(Data entries)
· · · · ·

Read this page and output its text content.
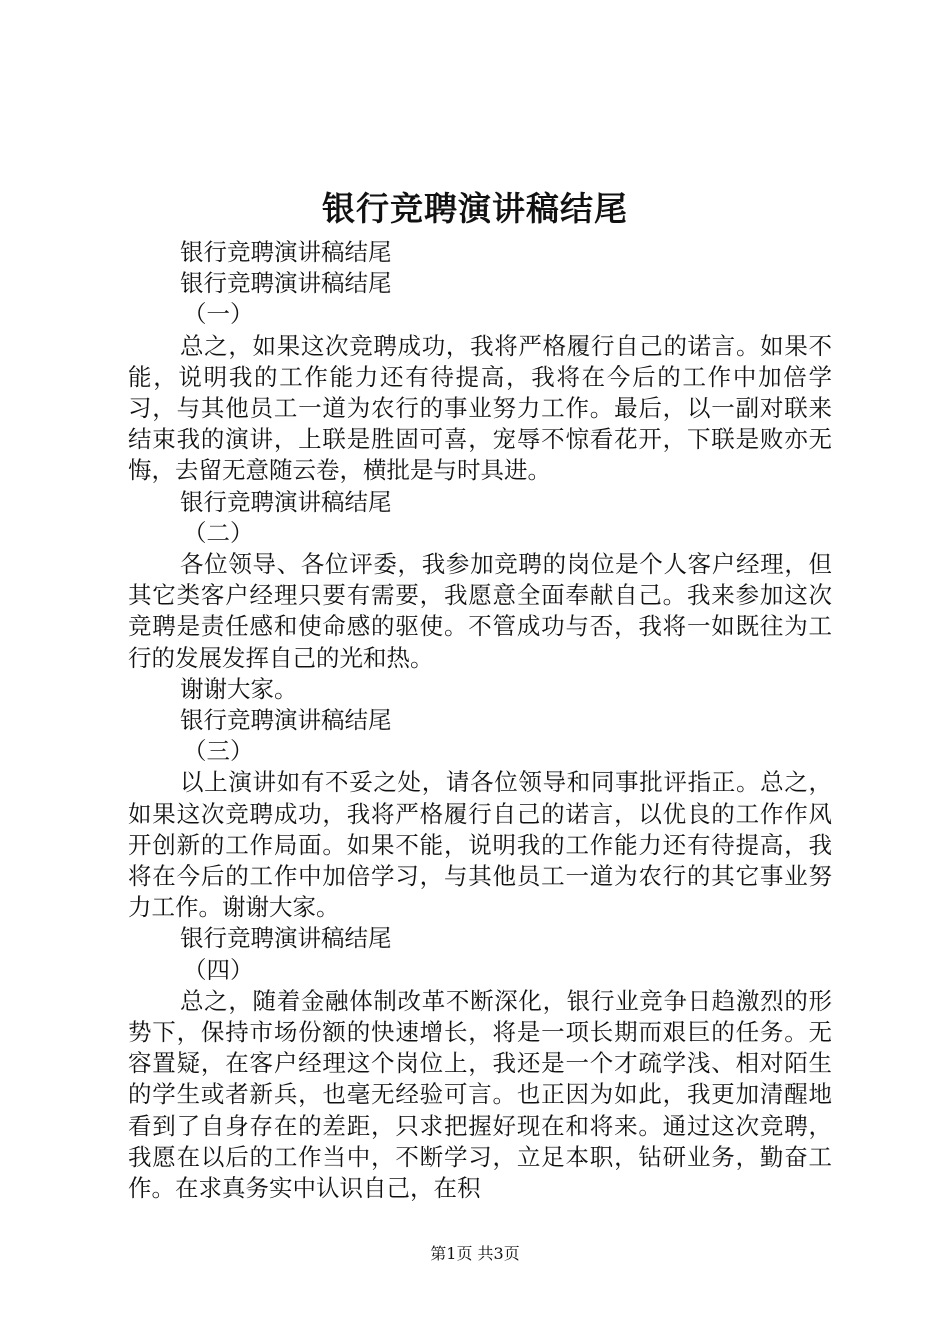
银行竞聘演讲稿结尾
银行竞聘演讲稿结尾
银行竞聘演讲稿结尾
（一）

总之，如果这次竞聘成功，我将严格履行自己的诺言。如果不能，说明我的工作能力还有待提高，我将在今后的工作中加倍学习，与其他员工一道为农行的事业努力工作。最后，以一副对联来结束我的演讲，上联是胜固可喜，宠辱不惊看花开，下联是败亦无悔，去留无意随云卷，横批是与时具进。

银行竞聘演讲稿结尾
（二）

各位领导、各位评委，我参加竞聘的岗位是个人客户经理，但其它类客户经理只要有需要，我愿意全面奉献自己。我来参加这次竞聘是责任感和使命感的驱使。不管成功与否，我将一如既往为工行的发展发挥自己的光和热。

谢谢大家。

银行竞聘演讲稿结尾
（三）

以上演讲如有不妥之处，请各位领导和同事批评指正。总之，如果这次竞聘成功，我将严格履行自己的诺言，以优良的工作作风开创新的工作局面。如果不能，说明我的工作能力还有待提高，我将在今后的工作中加倍学习，与其他员工一道为农行的其它事业努力工作。谢谢大家。

银行竞聘演讲稿结尾
（四）

总之，随着金融体制改革不断深化，银行业竞争日趋激烈的形势下，保持市场份额的快速增长，将是一项长期而艰巨的任务。无容置疑，在客户经理这个岗位上，我还是一个才疏学浅、相对陌生的学生或者新兵，也毫无经验可言。也正因为如此，我更加清醒地看到了自身存在的差距，只求把握好现在和将来。通过这次竞聘，我愿在以后的工作当中，不断学习，立足本职，钻研业务，勤奋工作。在求真务实中认识自己，在积

第1页 共3页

· · · · ·

Except for the pictures, give all the material above again verbatim.

__Complete output__.
Read this page and output its text content.
银行竞聘演讲稿结尾
银行竞聘演讲稿结尾
银行竞聘演讲稿结尾
（一）

总之，如果这次竞聘成功，我将严格履行自己的诺言。如果不能，说明我的工作能力还有待提高，我将在今后的工作中加倍学习，与其他员工一道为农行的事业努力工作。最后，以一副对联来结束我的演讲，上联是胜固可喜，宠辱不惊看花开，下联是败亦无悔，去留无意随云卷，横批是与时具进。

银行竞聘演讲稿结尾
（二）

各位领导、各位评委，我参加竞聘的岗位是个人客户经理，但其它类客户经理只要有需要，我愿意全面奉献自己。我来参加这次竞聘是责任感和使命感的驱使。不管成功与否，我将一如既往为工行的发展发挥自己的光和热。

谢谢大家。

银行竞聘演讲稿结尾
（三）

以上演讲如有不妥之处，请各位领导和同事批评指正。总之，如果这次竞聘成功，我将严格履行自己的诺言，以优良的工作作风开创新的工作局面。如果不能，说明我的工作能力还有待提高，我将在今后的工作中加倍学习，与其他员工一道为农行的其它事业努力工作。谢谢大家。

银行竞聘演讲稿结尾
（四）

总之，随着金融体制改革不断深化，银行业竞争日趋激烈的形势下，保持市场份额的快速增长，将是一项长期而艰巨的任务。无容置疑，在客户经理这个岗位上，我还是一个才疏学浅、相对陌生的学生或者新兵，也毫无经验可言。也正因为如此，我更加清醒地看到了自身存在的差距，只求把握好现在和将来。通过这次竞聘，我愿在以后的工作当中，不断学习，立足本职，钻研业务，勤奋工作。在求真务实中认识自己，在积

第1页 共3页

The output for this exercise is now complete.